Prompt:
Identify all lines below that hold "song" and collect them.

Stored rows:

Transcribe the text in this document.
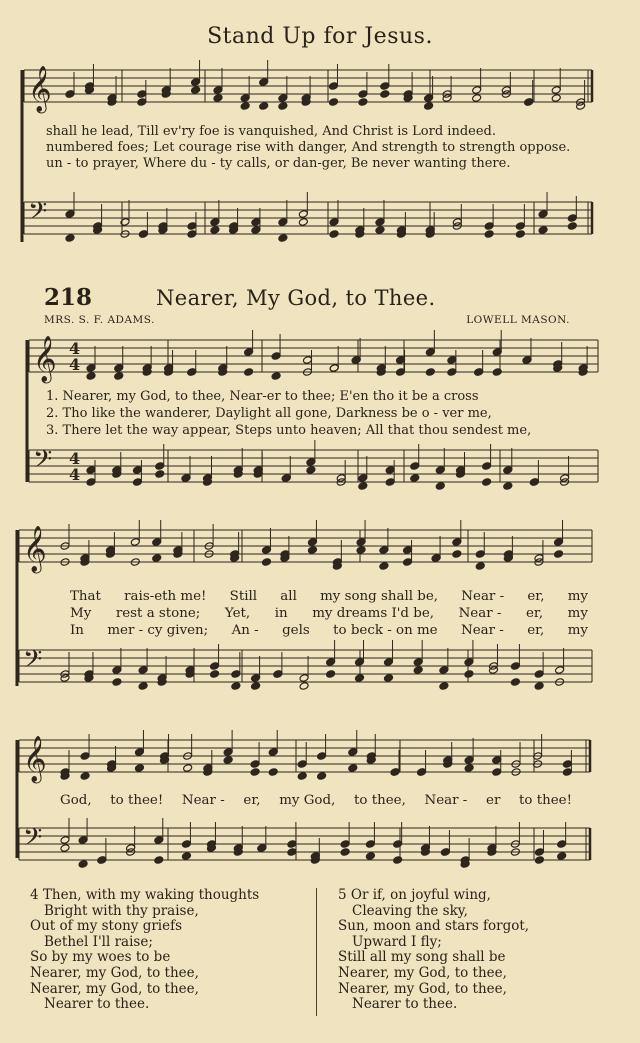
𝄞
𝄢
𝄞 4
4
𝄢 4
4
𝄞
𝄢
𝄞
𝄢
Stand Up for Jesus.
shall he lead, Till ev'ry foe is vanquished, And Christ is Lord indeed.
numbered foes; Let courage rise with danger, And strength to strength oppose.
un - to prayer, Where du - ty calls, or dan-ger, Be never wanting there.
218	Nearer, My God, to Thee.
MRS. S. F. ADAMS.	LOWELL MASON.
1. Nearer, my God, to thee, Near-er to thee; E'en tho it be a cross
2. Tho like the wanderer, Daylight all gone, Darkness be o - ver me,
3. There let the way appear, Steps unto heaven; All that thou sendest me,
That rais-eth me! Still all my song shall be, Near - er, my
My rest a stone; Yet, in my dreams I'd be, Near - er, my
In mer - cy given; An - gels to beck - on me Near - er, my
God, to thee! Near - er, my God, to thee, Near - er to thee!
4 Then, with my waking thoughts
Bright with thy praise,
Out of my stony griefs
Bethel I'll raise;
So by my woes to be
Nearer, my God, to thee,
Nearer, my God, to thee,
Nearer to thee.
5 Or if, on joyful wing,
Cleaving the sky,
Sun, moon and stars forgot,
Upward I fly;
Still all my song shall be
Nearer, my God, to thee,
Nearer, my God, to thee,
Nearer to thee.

Finished answer:
That rais-eth me! Still all my song shall be, Near - er, my
Still all my song shall be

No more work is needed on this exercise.